— Start —
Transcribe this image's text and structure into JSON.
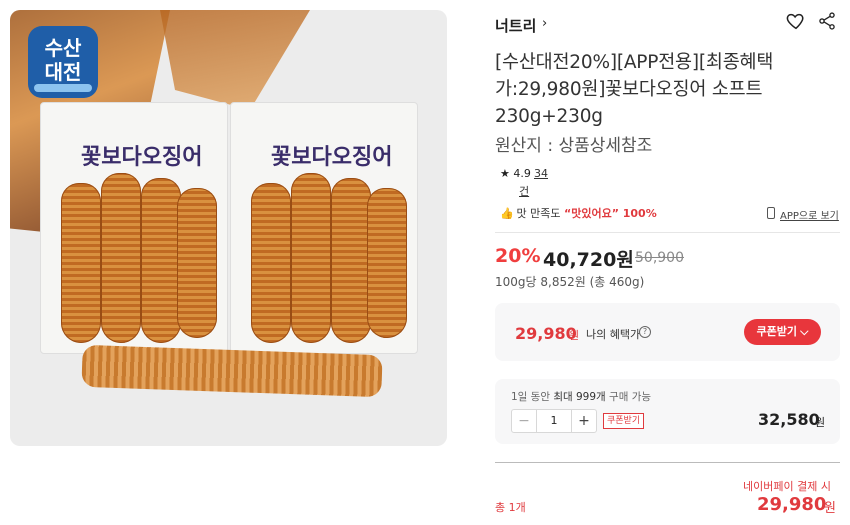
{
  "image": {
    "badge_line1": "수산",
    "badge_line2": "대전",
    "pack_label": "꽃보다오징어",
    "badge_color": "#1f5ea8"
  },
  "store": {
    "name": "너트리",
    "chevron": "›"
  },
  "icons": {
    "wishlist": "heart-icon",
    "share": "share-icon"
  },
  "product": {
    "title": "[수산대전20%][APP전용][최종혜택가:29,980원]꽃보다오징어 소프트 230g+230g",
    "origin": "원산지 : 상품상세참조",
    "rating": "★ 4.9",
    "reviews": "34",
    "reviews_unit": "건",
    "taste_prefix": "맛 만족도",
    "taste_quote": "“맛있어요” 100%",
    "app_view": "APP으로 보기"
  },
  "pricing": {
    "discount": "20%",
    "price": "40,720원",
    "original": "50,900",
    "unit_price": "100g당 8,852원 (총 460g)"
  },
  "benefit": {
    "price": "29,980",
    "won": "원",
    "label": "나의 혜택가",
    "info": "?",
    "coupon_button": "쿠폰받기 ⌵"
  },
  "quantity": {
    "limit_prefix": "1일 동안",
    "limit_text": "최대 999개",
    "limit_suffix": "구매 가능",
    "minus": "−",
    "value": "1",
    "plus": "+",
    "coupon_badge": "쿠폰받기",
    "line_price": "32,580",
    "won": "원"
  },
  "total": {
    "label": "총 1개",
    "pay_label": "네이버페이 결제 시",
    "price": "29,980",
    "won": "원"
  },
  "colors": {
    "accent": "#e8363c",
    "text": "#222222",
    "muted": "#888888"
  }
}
— End —
Take every line from the data that contains the word "image".

Transcribe this image's text and structure into JSON.
  "image": {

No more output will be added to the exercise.